[Excerpt from a dataset]
----------

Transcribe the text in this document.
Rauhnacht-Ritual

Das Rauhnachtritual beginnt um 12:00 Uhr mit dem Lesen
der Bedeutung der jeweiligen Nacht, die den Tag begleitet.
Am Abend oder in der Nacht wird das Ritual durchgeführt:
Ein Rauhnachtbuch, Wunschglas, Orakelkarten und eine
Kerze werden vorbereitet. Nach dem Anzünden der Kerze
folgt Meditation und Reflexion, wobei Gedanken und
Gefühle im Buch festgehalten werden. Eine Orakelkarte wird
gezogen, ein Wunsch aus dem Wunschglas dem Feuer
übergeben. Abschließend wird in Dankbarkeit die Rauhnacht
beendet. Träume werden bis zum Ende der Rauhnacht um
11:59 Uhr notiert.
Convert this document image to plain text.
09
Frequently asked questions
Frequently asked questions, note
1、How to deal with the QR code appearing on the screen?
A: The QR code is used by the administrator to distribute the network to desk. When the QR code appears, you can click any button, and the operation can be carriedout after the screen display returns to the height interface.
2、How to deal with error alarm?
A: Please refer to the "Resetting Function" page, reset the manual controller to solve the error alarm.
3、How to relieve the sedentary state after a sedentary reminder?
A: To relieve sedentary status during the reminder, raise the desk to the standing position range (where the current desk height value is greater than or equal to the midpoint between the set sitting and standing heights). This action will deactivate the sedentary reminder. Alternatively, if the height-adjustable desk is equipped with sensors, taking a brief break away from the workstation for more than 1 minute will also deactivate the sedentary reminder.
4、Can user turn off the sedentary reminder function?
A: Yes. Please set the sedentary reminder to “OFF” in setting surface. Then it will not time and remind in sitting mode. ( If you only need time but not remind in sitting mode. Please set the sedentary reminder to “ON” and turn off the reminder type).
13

----------

◆ EXERCISE ◆
Where a line contains "after", copy that line.

◆ WRITTEN ANSWER ◆
A: The QR code is used by the administrator to distribute the network to desk. When the QR code appears, you can click any button, and the operation can be carriedout after the screen display returns to the height interface.
3、How to relieve the sedentary state after a sedentary reminder?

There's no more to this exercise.